[Goal]
Find how many lines in the material hold the word "this", then state that number and nothing more.

Dataset rows about figures
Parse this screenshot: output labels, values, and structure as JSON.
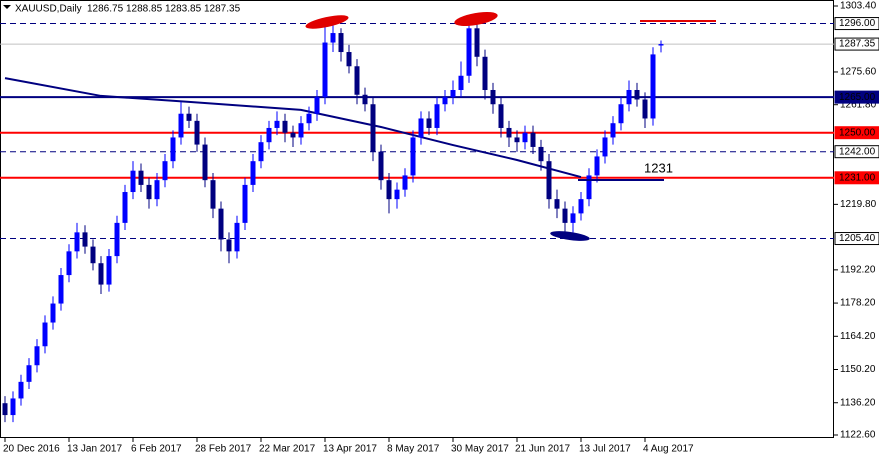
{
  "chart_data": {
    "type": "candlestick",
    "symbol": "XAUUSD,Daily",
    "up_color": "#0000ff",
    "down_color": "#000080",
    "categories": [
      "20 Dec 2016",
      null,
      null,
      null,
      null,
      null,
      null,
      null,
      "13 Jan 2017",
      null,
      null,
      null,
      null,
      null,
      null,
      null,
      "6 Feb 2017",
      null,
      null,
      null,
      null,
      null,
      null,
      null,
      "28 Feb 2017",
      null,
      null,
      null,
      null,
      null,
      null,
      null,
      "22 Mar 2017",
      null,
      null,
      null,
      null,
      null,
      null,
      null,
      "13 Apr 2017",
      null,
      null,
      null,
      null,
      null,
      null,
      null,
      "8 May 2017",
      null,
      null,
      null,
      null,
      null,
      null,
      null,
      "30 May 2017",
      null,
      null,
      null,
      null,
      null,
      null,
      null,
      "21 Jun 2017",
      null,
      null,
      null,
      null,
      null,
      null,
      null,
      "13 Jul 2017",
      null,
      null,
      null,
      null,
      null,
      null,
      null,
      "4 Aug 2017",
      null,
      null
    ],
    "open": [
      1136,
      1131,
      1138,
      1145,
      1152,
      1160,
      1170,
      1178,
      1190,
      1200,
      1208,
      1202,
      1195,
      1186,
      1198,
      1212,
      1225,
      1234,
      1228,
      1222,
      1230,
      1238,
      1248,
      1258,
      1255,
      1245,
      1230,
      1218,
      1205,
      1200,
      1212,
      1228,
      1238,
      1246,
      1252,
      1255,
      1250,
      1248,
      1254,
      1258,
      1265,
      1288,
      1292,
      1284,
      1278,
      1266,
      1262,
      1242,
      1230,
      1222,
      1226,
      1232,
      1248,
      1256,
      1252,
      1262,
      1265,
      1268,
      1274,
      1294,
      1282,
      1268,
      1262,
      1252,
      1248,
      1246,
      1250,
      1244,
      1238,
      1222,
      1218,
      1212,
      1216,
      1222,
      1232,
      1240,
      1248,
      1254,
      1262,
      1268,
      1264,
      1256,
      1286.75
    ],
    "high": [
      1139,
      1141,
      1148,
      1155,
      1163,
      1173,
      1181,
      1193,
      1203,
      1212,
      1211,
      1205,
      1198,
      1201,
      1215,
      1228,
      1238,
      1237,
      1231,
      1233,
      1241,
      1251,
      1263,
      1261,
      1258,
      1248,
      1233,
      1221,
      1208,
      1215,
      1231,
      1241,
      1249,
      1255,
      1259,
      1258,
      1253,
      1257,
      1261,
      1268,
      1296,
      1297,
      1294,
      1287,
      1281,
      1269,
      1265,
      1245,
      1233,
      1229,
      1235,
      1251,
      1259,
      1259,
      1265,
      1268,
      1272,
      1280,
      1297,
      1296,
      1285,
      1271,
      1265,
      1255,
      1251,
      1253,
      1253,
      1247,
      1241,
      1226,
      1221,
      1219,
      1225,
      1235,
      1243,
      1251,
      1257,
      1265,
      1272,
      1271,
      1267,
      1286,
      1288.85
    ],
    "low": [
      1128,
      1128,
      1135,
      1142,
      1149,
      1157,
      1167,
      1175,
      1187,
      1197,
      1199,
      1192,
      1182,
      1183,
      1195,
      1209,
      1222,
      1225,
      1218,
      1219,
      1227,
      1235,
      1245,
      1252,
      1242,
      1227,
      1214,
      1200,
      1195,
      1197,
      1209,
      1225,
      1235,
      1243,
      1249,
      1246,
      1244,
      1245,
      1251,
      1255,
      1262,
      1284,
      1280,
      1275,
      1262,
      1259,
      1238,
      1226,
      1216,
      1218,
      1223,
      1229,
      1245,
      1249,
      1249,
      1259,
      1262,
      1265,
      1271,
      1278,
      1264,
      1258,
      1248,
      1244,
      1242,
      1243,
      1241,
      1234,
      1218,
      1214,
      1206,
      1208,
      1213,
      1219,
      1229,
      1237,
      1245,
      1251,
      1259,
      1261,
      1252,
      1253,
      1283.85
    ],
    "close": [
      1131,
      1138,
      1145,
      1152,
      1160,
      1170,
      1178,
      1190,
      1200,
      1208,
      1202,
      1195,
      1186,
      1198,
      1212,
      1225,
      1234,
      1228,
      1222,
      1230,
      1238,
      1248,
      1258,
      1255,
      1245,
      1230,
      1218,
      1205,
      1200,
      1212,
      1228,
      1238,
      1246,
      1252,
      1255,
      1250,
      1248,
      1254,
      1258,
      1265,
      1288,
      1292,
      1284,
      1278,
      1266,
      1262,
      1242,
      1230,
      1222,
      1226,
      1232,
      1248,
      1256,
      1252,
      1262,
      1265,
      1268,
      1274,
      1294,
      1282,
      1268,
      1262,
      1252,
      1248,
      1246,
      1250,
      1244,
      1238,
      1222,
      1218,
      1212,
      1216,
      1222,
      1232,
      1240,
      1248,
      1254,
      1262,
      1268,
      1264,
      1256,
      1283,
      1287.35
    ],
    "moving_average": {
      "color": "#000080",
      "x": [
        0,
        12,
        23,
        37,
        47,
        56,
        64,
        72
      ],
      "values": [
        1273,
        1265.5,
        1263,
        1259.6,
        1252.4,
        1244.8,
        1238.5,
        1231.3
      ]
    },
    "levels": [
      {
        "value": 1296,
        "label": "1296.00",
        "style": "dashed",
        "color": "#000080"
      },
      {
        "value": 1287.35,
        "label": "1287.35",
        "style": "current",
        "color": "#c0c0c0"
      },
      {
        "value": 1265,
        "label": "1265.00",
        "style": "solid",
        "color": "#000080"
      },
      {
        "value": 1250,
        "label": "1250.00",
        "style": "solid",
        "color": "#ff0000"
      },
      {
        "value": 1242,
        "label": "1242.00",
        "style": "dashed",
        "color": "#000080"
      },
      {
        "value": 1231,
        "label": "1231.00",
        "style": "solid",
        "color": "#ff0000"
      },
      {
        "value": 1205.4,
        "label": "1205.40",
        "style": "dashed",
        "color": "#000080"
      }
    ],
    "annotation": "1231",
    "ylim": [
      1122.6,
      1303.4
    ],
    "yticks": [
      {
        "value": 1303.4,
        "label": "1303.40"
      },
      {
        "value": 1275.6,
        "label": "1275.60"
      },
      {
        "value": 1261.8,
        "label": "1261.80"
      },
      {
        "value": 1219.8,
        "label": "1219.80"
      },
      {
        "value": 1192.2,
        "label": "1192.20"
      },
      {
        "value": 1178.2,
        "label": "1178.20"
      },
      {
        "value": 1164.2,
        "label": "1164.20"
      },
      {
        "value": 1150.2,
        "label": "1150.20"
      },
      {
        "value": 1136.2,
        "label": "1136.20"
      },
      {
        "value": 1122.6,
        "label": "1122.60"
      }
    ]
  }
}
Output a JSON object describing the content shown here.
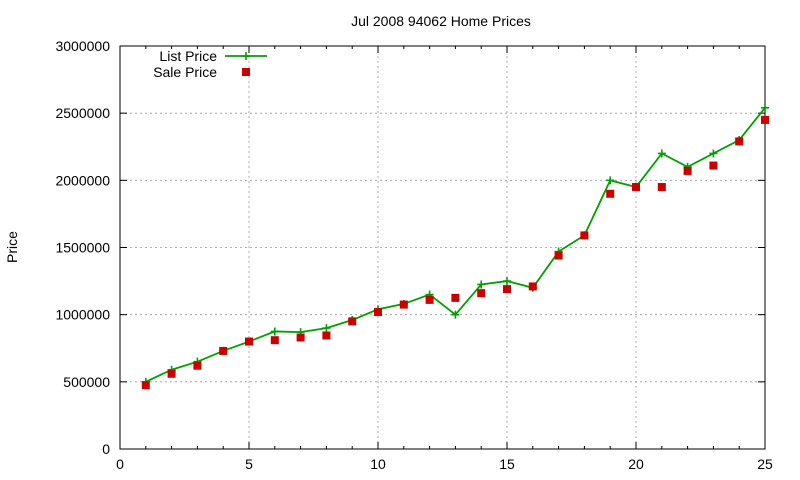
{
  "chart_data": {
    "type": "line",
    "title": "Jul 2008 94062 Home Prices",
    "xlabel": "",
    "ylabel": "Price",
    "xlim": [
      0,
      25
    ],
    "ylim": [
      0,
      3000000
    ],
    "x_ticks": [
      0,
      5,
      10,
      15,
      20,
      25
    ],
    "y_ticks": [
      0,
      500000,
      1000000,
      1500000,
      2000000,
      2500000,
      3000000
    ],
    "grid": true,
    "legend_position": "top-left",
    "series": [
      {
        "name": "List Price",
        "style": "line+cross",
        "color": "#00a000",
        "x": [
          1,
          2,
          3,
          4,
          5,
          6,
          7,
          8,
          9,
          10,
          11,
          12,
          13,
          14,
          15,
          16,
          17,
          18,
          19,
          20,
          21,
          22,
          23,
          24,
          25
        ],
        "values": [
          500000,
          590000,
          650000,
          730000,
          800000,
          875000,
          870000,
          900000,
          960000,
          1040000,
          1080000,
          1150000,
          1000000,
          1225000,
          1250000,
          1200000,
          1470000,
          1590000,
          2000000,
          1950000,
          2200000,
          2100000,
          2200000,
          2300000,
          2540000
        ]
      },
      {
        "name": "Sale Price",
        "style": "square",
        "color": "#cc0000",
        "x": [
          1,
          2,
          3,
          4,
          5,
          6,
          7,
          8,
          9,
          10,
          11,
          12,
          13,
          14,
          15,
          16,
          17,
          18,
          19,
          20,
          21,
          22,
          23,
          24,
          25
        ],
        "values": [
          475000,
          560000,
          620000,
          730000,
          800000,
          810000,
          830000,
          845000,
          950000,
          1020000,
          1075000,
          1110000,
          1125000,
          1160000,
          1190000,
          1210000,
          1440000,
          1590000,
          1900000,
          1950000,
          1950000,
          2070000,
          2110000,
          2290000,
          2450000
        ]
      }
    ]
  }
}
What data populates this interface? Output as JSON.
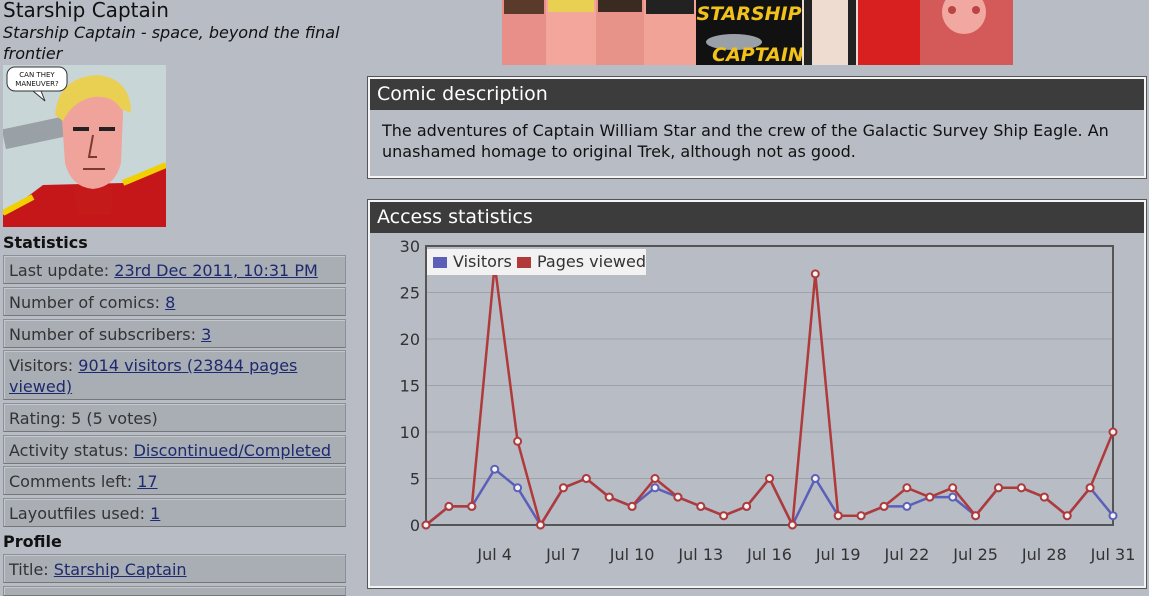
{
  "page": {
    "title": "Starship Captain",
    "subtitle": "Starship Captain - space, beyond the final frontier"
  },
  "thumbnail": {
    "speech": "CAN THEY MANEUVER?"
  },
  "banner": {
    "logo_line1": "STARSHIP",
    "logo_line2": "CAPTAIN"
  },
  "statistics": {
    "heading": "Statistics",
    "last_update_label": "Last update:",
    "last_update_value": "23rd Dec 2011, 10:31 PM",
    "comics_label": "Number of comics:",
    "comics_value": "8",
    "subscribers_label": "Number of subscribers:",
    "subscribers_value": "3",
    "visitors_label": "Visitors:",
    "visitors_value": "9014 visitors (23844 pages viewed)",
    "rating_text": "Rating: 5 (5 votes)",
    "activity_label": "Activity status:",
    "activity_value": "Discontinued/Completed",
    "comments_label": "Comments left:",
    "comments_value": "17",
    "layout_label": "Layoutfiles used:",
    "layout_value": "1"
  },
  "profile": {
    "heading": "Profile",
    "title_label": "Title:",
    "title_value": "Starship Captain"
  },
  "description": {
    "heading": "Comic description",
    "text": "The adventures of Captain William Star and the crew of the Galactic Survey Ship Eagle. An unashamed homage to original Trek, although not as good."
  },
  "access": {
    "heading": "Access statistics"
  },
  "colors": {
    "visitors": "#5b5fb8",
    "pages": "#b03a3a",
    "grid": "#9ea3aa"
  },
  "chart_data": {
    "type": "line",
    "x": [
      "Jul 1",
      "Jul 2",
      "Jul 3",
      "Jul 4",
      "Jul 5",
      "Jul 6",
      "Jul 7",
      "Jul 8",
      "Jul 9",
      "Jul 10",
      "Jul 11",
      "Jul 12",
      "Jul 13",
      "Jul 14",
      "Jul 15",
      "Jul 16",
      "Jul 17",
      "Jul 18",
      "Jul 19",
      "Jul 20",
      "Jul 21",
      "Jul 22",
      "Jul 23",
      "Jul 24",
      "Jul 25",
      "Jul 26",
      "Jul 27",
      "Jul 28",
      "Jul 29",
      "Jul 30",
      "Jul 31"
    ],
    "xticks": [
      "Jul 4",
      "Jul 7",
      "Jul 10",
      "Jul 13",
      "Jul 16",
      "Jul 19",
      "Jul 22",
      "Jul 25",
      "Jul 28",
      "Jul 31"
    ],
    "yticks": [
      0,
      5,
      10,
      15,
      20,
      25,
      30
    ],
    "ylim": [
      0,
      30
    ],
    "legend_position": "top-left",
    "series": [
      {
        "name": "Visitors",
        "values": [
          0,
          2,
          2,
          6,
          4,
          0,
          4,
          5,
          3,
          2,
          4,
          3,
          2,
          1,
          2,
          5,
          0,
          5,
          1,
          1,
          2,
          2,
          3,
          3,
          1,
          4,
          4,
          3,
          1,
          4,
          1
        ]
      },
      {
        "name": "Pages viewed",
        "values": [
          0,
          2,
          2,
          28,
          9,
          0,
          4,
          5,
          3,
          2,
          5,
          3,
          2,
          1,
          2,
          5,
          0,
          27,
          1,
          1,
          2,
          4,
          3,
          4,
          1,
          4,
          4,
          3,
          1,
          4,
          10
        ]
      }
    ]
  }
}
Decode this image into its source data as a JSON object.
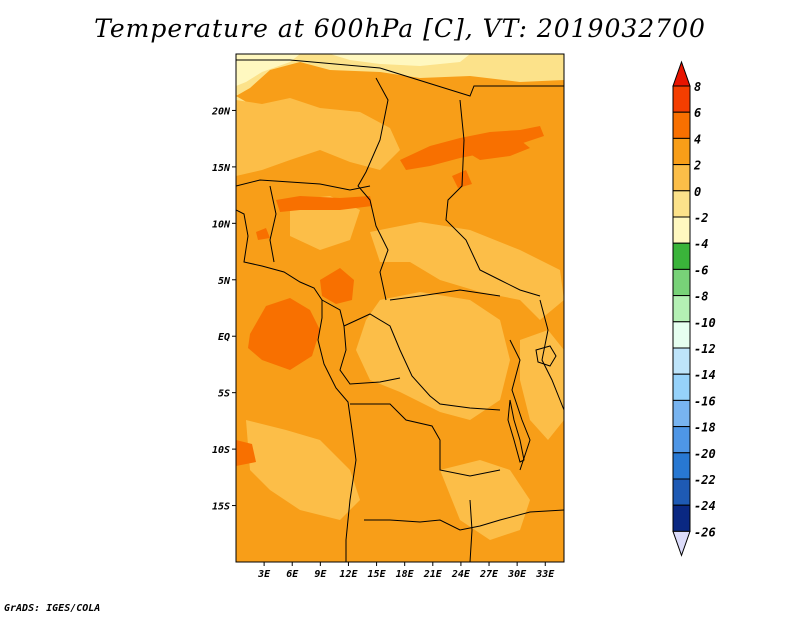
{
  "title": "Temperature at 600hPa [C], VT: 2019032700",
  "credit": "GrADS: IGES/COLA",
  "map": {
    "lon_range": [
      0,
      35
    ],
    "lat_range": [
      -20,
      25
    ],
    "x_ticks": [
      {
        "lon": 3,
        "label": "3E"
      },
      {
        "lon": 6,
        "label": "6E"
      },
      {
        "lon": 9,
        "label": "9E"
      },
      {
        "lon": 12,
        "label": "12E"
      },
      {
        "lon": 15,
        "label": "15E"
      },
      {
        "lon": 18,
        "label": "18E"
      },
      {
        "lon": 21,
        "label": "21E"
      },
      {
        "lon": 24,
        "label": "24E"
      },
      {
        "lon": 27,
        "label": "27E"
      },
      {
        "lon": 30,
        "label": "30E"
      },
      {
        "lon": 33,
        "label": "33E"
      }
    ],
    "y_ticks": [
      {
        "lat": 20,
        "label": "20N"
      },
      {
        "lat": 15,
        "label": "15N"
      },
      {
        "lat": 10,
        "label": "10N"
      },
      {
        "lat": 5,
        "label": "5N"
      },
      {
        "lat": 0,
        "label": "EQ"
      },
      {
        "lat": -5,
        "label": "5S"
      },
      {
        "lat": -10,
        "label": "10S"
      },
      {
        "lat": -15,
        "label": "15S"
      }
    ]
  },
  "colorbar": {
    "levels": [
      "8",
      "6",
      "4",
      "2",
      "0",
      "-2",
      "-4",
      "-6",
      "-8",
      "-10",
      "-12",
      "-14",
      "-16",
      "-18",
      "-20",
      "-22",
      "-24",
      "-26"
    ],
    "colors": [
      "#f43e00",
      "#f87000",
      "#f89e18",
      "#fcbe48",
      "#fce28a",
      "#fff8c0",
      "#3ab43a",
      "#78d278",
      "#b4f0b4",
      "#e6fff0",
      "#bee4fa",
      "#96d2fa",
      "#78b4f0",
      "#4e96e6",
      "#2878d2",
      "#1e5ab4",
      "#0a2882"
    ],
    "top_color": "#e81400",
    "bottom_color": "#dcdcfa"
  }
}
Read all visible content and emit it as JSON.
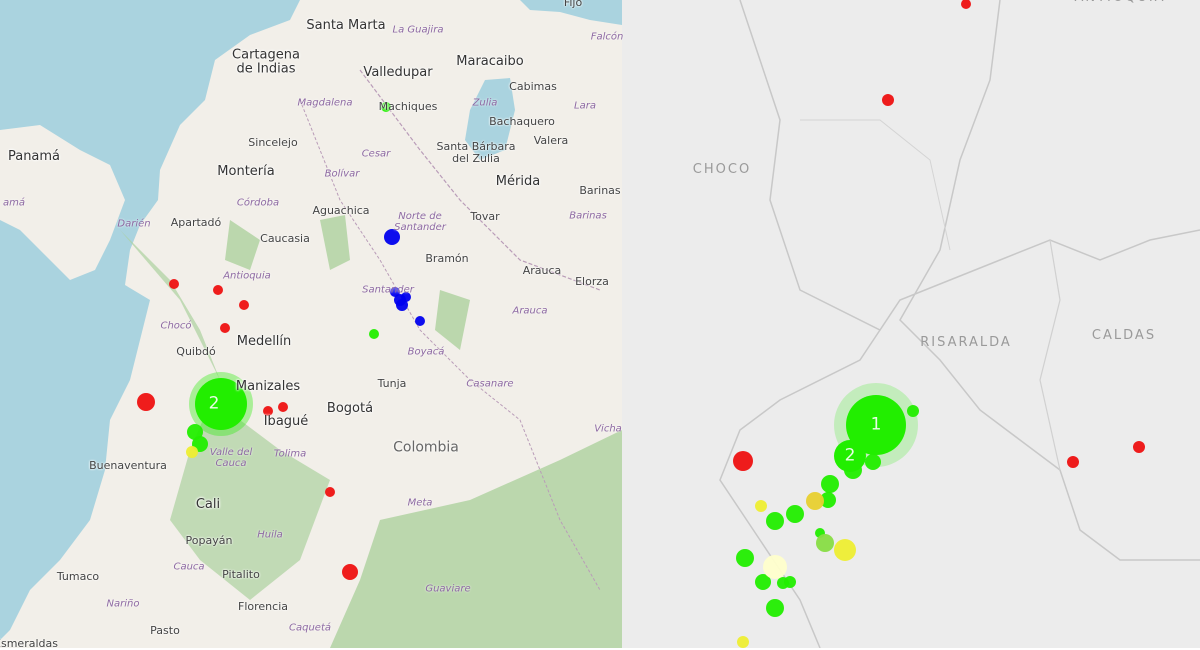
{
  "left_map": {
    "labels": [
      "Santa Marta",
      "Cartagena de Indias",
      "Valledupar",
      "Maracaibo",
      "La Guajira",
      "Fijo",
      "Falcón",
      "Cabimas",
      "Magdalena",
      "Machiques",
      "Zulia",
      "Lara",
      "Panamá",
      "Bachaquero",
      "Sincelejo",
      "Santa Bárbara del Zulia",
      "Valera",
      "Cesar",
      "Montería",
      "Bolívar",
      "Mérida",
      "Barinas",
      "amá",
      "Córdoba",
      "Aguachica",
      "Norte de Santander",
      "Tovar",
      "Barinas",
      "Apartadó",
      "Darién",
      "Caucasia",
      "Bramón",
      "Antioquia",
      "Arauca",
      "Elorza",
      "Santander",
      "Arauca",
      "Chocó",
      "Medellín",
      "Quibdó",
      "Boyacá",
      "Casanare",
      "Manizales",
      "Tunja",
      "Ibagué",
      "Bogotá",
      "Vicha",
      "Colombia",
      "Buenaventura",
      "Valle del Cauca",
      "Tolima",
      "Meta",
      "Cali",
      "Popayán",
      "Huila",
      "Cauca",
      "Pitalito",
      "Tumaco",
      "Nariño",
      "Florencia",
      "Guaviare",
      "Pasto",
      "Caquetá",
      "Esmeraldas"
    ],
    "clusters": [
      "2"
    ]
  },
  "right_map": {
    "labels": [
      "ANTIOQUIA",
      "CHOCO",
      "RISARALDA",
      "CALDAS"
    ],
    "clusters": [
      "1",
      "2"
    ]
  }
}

[Output of the exercise]
3